SOAL TUGAS A -
Sebutkan empat teori proses pemerolehan semantik yang disebutkan dalam teks tentang pemerolehan makna kata pada anak.
SOAL TUGAS B -
Teruskan teks tentang pemerolehan makna kata pada anak, dimulai setelah kalimat terakhirnya.

TEKS YANG DIBERIKAN -
▬▬▬▬▬▬

Bidang semantik meliputi kemampuan anak dalam
memahami ujaran lawan bicaranya, seperti kemampuan memahami makna kata yang diucapkan
oleh lawan bicaranya. Dari mulai usia dua tahun seorang anak sudah mampu
memahami beberapa kosa kata yang di ucapkan lawan bicaranya. Salah satu
golongan kosakata yang dikuasai oleh anak adalah golongan kelas kata nomina
terutama yang akrab dengan tempat tinggalnya.
Apabila seorang anak menggunakan
ujaran-ujaran yang bentuk-bentuknya benar, ini belum berarti ia telah menguasai
bahasa pertamanya itu, karena dapat saja ia memberi arti yang lain pada
kalimat-kalimat yang diucapkanya itu. Namun sebaliknya ada juga kecendurungan,
walaupun seorang anak sudah memahami tentang arti suatu kata tetapi ia
mengucapkan kosa kata tersebut menjadi berbeda atau tidak sesuai dengan
kosakata yang sebenarnya.
Berkaitan dengan pemerolehan kata
secara semantis, terdapat beberapa teori mengenai proses pemerolehan semantik,
yakni: (a) teori hipotesis fitur semantik, (b) teori hipotesis
hubungan-hubungan gramatikal, (c) teori hipotesis generalisasi dan (d) teori
hipotesis primitif universal.
1) Teori
Hipotesis Fitur Semantik
Menurut beberapa ahli psikologi perkembangan,
anak-anak memperoleh makna suatu kata dengan cara menguasai fitur-fitur
semantik kata itu satu persatu sampai semua fitur semantik itu dikuasai,
seperti yang dikuasai oleh orang dewasa (Mc. Neil, 1970, Clark, 1977 dalam
Chaer, 2009 : 195). Clark memberi contoh, pada mulanya anak-anak yang berbahasa
Inggris menyebut semua binatang berkaki empat doggie atau kitty karena
pada mulanya anak-anak itu hanya menguasai beberapa fitur semantik saja, yakni
[+human], [+animal], dan [+four legs]. Lama-kelamaan fitur-fitur semantik lain
juga dikuasai sehingga pada umur tertentu anak-anak dapat membedakan doggi dan kitty. Asumsi-asumsi yang menjadi dasar
hipotesis fitur-fitur semantik adalah:
a) Fitur-fitur makna yang digunakan anak-anak dianggap sama dengan
beberapa fitur makna yang digunakan oleh orang dewasa.

▬▬▬▬▬▬

Catatan yang terdapat dalam sebuah kumpulan data
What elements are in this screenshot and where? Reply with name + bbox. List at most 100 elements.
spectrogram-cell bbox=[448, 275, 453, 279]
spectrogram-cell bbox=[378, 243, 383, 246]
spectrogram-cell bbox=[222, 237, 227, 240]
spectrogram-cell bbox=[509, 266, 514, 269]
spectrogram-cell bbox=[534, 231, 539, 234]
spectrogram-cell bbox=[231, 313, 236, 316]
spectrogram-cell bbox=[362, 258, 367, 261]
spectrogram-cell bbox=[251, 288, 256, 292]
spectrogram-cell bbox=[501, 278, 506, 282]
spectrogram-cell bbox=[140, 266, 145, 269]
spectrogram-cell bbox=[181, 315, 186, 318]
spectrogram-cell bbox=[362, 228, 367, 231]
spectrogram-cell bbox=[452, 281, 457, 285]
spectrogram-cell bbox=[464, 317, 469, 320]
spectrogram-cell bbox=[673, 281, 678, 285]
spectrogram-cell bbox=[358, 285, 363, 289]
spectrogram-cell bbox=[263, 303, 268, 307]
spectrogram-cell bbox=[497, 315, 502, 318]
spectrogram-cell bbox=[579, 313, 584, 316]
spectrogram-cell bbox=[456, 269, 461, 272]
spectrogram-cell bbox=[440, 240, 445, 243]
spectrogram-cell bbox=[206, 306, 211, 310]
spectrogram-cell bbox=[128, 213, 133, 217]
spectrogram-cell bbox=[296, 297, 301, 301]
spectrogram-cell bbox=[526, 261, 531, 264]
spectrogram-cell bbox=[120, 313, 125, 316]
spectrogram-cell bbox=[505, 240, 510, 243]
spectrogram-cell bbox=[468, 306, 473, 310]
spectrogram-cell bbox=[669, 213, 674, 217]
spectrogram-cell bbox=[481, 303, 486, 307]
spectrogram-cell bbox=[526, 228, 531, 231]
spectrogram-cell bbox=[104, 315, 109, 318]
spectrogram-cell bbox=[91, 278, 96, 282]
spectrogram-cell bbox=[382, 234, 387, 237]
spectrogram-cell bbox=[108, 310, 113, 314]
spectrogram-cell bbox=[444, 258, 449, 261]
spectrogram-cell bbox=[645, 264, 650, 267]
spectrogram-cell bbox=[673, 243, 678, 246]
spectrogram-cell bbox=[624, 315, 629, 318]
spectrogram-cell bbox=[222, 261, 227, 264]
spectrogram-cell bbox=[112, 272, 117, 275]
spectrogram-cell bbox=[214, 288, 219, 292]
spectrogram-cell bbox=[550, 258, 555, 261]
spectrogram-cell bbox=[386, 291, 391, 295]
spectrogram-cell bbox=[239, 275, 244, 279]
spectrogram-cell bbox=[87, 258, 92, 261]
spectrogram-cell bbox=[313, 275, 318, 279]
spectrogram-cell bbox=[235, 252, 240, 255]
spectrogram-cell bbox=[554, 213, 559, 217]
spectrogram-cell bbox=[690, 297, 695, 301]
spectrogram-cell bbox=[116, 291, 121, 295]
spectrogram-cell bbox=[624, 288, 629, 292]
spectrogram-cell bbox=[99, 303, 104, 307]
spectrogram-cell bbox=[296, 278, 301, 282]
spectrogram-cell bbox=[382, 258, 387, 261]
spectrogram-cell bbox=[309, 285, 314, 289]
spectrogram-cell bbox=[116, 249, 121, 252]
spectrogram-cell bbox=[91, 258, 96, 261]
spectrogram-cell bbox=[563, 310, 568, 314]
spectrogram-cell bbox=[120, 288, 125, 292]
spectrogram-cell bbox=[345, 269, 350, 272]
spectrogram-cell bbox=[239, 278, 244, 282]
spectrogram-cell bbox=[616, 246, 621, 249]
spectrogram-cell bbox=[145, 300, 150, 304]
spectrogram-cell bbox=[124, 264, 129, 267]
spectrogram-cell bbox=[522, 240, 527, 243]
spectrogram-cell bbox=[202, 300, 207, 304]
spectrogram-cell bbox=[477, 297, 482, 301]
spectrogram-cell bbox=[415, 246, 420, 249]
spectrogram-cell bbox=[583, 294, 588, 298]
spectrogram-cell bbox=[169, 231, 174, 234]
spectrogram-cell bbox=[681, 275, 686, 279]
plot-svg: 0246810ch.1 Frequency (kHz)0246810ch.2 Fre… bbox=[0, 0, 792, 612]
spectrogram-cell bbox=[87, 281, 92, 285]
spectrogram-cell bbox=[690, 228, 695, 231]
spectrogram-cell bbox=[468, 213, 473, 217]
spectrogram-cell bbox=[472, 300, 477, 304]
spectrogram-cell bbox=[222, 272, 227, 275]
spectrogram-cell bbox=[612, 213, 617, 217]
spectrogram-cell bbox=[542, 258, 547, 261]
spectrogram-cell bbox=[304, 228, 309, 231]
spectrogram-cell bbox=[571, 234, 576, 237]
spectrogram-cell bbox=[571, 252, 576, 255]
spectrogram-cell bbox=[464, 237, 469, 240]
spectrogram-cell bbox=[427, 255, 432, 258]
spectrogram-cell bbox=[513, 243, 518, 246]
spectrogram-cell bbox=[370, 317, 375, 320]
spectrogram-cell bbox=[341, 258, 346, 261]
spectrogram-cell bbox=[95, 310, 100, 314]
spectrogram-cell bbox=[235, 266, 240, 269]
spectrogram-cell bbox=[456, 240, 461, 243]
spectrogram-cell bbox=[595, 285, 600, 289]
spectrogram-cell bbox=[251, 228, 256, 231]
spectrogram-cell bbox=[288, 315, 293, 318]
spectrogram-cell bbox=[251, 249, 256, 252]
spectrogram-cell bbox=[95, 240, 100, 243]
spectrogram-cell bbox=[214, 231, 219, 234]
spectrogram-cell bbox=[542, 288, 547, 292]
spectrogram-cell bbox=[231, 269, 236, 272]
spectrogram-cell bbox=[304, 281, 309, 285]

▬▬▬▬▬▬

HASIL TUGAS A -
Teori hipotesis fitur semantik, teori hipotesis hubungan-hubungan gramatikal, teori hipotesis generalisasi, dan teori hipotesis primitif universal.

HASIL TUGAS B -
b) Karena pengalaman anak-anak mengenai dunia ini dan mengenai bahasa
masih sangat terbatas bila dibandingkan dengan pengalaman orang dewasa, maka
kanak-kanak hanya akan menggunakan dua atau tiga fitur makna saja untuk sebuah kata
sebagai masukan leksikon.
c) Karena pemilihan fitur-fitur yang berkaitan ini didasarkan pada
pengalaman anak-anak sebelumnya, maka fitur-fitur ini pada umumnya didasarkan
pada informasi persepsi atau pengamatan.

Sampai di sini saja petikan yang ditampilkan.